### MATERIAL FOR THIS EXERCISE
Start
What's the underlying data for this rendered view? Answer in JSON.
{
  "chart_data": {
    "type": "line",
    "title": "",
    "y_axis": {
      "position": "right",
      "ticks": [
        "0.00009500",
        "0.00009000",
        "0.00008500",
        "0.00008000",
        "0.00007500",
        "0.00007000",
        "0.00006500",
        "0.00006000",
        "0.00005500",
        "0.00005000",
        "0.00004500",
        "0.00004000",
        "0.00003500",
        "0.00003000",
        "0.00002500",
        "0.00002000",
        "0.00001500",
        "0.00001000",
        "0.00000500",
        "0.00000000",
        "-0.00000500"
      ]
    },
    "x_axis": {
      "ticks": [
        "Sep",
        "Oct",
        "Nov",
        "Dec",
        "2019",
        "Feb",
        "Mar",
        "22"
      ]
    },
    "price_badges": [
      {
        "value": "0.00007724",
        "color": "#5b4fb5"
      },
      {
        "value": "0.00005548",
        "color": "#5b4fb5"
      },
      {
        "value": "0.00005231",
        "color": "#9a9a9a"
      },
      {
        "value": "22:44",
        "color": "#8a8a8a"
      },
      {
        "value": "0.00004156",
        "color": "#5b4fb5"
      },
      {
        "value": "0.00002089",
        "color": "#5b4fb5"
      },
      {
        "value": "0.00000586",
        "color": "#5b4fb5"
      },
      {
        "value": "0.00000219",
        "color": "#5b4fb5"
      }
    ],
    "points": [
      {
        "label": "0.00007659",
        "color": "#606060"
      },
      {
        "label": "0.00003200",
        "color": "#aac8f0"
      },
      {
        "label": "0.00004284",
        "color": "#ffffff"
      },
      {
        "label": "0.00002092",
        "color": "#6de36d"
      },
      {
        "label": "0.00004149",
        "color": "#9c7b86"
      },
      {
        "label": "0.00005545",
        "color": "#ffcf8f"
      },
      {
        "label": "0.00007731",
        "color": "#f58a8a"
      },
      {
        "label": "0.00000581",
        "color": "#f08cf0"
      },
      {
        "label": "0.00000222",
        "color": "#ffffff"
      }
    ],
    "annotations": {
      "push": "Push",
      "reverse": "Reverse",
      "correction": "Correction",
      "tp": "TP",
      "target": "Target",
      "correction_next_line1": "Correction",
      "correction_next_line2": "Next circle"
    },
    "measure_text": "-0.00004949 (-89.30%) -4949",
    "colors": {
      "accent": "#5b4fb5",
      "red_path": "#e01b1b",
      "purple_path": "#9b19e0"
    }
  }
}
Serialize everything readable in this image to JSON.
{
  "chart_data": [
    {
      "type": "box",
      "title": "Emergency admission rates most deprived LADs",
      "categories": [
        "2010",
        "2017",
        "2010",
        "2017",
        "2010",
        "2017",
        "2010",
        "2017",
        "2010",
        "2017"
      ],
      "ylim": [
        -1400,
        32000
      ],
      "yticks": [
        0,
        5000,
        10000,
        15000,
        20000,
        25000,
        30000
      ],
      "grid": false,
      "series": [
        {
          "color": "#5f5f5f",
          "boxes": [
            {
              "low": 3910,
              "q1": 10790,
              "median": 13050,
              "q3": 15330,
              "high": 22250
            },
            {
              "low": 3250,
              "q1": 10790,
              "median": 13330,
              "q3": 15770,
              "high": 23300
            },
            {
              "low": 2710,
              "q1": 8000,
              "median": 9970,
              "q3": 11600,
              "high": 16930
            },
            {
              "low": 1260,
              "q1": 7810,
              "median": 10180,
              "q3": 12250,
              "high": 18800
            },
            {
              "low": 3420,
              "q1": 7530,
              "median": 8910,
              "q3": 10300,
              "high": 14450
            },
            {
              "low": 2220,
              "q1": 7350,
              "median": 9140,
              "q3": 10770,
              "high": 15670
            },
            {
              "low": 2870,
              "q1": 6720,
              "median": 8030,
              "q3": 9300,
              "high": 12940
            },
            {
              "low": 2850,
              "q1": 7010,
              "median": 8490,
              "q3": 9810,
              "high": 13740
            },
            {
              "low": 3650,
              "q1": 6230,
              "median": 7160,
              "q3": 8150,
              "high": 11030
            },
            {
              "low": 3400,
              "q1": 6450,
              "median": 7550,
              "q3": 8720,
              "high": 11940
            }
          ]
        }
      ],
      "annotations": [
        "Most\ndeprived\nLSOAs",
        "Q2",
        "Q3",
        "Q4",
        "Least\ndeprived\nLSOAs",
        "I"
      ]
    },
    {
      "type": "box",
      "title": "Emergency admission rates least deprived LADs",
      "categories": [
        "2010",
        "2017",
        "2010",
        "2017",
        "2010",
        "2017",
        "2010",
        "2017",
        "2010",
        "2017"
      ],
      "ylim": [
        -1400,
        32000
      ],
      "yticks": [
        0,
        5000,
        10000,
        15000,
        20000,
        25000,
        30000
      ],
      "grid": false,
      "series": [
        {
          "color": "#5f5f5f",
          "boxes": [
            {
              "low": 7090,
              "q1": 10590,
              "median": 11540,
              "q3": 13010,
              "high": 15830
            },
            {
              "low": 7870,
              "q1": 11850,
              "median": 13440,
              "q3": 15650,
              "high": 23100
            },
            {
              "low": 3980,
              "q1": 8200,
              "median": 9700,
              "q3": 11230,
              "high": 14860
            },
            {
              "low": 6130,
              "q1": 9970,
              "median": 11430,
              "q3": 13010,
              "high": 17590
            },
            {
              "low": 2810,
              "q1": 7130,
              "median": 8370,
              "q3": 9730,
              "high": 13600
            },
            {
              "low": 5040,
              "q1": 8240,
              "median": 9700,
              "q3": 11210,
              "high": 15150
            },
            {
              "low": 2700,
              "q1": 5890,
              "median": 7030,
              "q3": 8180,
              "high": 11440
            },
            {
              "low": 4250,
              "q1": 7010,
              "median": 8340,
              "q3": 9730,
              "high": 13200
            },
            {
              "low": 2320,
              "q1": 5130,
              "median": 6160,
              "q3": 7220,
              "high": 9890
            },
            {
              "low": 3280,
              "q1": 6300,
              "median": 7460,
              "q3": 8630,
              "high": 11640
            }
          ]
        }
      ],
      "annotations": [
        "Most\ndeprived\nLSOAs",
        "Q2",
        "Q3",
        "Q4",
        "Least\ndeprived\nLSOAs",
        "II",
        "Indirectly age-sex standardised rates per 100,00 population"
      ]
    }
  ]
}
End
### GOAL OF THE EXERCISE
Write out the complete set of records exactly as given.

### OUTPUT FOR THIS TASK
What's the underlying data for this rendered view? Answer in JSON.
{
  "chart_data": {
    "type": "line",
    "title": "",
    "y_axis": {
      "position": "right",
      "ticks": [
        "0.00009500",
        "0.00009000",
        "0.00008500",
        "0.00008000",
        "0.00007500",
        "0.00007000",
        "0.00006500",
        "0.00006000",
        "0.00005500",
        "0.00005000",
        "0.00004500",
        "0.00004000",
        "0.00003500",
        "0.00003000",
        "0.00002500",
        "0.00002000",
        "0.00001500",
        "0.00001000",
        "0.00000500",
        "0.00000000",
        "-0.00000500"
      ]
    },
    "x_axis": {
      "ticks": [
        "Sep",
        "Oct",
        "Nov",
        "Dec",
        "2019",
        "Feb",
        "Mar",
        "22"
      ]
    },
    "price_badges": [
      {
        "value": "0.00007724",
        "color": "#5b4fb5"
      },
      {
        "value": "0.00005548",
        "color": "#5b4fb5"
      },
      {
        "value": "0.00005231",
        "color": "#9a9a9a"
      },
      {
        "value": "22:44",
        "color": "#8a8a8a"
      },
      {
        "value": "0.00004156",
        "color": "#5b4fb5"
      },
      {
        "value": "0.00002089",
        "color": "#5b4fb5"
      },
      {
        "value": "0.00000586",
        "color": "#5b4fb5"
      },
      {
        "value": "0.00000219",
        "color": "#5b4fb5"
      }
    ],
    "points": [
      {
        "label": "0.00007659",
        "color": "#606060"
      },
      {
        "label": "0.00003200",
        "color": "#aac8f0"
      },
      {
        "label": "0.00004284",
        "color": "#ffffff"
      },
      {
        "label": "0.00002092",
        "color": "#6de36d"
      },
      {
        "label": "0.00004149",
        "color": "#9c7b86"
      },
      {
        "label": "0.00005545",
        "color": "#ffcf8f"
      },
      {
        "label": "0.00007731",
        "color": "#f58a8a"
      },
      {
        "label": "0.00000581",
        "color": "#f08cf0"
      },
      {
        "label": "0.00000222",
        "color": "#ffffff"
      }
    ],
    "annotations": {
      "push": "Push",
      "reverse": "Reverse",
      "correction": "Correction",
      "tp": "TP",
      "target": "Target",
      "correction_next_line1": "Correction",
      "correction_next_line2": "Next circle"
    },
    "measure_text": "-0.00004949 (-89.30%) -4949",
    "colors": {
      "accent": "#5b4fb5",
      "red_path": "#e01b1b",
      "purple_path": "#9b19e0"
    }
  }
}
Serialize everything readable in this image to JSON.
{
  "chart_data": [
    {
      "type": "box",
      "title": "Emergency admission rates most deprived LADs",
      "categories": [
        "2010",
        "2017",
        "2010",
        "2017",
        "2010",
        "2017",
        "2010",
        "2017",
        "2010",
        "2017"
      ],
      "ylim": [
        -1400,
        32000
      ],
      "yticks": [
        0,
        5000,
        10000,
        15000,
        20000,
        25000,
        30000
      ],
      "grid": false,
      "series": [
        {
          "color": "#5f5f5f",
          "boxes": [
            {
              "low": 3910,
              "q1": 10790,
              "median": 13050,
              "q3": 15330,
              "high": 22250
            },
            {
              "low": 3250,
              "q1": 10790,
              "median": 13330,
              "q3": 15770,
              "high": 23300
            },
            {
              "low": 2710,
              "q1": 8000,
              "median": 9970,
              "q3": 11600,
              "high": 16930
            },
            {
              "low": 1260,
              "q1": 7810,
              "median": 10180,
              "q3": 12250,
              "high": 18800
            },
            {
              "low": 3420,
              "q1": 7530,
              "median": 8910,
              "q3": 10300,
              "high": 14450
            },
            {
              "low": 2220,
              "q1": 7350,
              "median": 9140,
              "q3": 10770,
              "high": 15670
            },
            {
              "low": 2870,
              "q1": 6720,
              "median": 8030,
              "q3": 9300,
              "high": 12940
            },
            {
              "low": 2850,
              "q1": 7010,
              "median": 8490,
              "q3": 9810,
              "high": 13740
            },
            {
              "low": 3650,
              "q1": 6230,
              "median": 7160,
              "q3": 8150,
              "high": 11030
            },
            {
              "low": 3400,
              "q1": 6450,
              "median": 7550,
              "q3": 8720,
              "high": 11940
            }
          ]
        }
      ],
      "annotations": [
        "Most\ndeprived\nLSOAs",
        "Q2",
        "Q3",
        "Q4",
        "Least\ndeprived\nLSOAs",
        "I"
      ]
    },
    {
      "type": "box",
      "title": "Emergency admission rates least deprived LADs",
      "categories": [
        "2010",
        "2017",
        "2010",
        "2017",
        "2010",
        "2017",
        "2010",
        "2017",
        "2010",
        "2017"
      ],
      "ylim": [
        -1400,
        32000
      ],
      "yticks": [
        0,
        5000,
        10000,
        15000,
        20000,
        25000,
        30000
      ],
      "grid": false,
      "series": [
        {
          "color": "#5f5f5f",
          "boxes": [
            {
              "low": 7090,
              "q1": 10590,
              "median": 11540,
              "q3": 13010,
              "high": 15830
            },
            {
              "low": 7870,
              "q1": 11850,
              "median": 13440,
              "q3": 15650,
              "high": 23100
            },
            {
              "low": 3980,
              "q1": 8200,
              "median": 9700,
              "q3": 11230,
              "high": 14860
            },
            {
              "low": 6130,
              "q1": 9970,
              "median": 11430,
              "q3": 13010,
              "high": 17590
            },
            {
              "low": 2810,
              "q1": 7130,
              "median": 8370,
              "q3": 9730,
              "high": 13600
            },
            {
              "low": 5040,
              "q1": 8240,
              "median": 9700,
              "q3": 11210,
              "high": 15150
            },
            {
              "low": 2700,
              "q1": 5890,
              "median": 7030,
              "q3": 8180,
              "high": 11440
            },
            {
              "low": 4250,
              "q1": 7010,
              "median": 8340,
              "q3": 9730,
              "high": 13200
            },
            {
              "low": 2320,
              "q1": 5130,
              "median": 6160,
              "q3": 7220,
              "high": 9890
            },
            {
              "low": 3280,
              "q1": 6300,
              "median": 7460,
              "q3": 8630,
              "high": 11640
            }
          ]
        }
      ],
      "annotations": [
        "Most\ndeprived\nLSOAs",
        "Q2",
        "Q3",
        "Q4",
        "Least\ndeprived\nLSOAs",
        "II",
        "Indirectly age-sex standardised rates per 100,00 population"
      ]
    }
  ]
}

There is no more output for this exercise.